To do — Lift out each line of the data that holds "Zielinski".

Data —
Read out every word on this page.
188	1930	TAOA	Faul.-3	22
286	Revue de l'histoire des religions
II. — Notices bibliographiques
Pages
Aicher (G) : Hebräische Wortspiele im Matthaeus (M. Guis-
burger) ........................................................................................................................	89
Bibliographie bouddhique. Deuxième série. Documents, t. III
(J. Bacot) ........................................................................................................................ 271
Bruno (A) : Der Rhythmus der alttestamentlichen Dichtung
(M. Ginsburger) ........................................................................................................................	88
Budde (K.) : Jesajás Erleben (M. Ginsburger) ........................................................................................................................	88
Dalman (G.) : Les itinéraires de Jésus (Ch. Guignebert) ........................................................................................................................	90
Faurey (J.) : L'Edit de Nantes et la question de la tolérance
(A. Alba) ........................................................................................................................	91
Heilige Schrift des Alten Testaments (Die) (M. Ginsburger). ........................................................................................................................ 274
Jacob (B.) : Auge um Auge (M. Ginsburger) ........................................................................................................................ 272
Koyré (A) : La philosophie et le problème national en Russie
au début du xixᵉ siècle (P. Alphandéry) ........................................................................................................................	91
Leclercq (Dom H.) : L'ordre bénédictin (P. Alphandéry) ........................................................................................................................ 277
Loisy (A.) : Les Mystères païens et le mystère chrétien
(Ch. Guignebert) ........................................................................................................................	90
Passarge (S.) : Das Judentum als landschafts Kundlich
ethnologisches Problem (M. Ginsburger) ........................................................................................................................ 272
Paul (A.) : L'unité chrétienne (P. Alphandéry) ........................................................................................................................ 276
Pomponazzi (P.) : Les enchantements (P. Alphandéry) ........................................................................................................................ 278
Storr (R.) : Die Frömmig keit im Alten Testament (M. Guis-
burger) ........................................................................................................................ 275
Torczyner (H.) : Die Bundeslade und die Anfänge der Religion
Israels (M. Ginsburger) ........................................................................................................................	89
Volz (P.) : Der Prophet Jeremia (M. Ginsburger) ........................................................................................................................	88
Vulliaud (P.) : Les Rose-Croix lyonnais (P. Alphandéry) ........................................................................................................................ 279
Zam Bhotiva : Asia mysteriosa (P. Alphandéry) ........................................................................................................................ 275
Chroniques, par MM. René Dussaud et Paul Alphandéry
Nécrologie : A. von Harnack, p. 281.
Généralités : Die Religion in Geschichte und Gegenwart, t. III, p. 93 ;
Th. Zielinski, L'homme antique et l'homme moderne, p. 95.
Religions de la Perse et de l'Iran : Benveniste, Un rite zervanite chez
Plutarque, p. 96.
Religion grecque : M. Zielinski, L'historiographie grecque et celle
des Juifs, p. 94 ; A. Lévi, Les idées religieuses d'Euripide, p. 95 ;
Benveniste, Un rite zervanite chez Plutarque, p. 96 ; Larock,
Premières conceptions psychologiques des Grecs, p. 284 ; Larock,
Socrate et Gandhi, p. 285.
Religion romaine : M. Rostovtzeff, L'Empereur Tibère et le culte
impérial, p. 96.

The reply —
Th. Zielinski, L'homme antique et l'homme moderne, p. 95.
Religion grecque : M. Zielinski, L'historiographie grecque et celle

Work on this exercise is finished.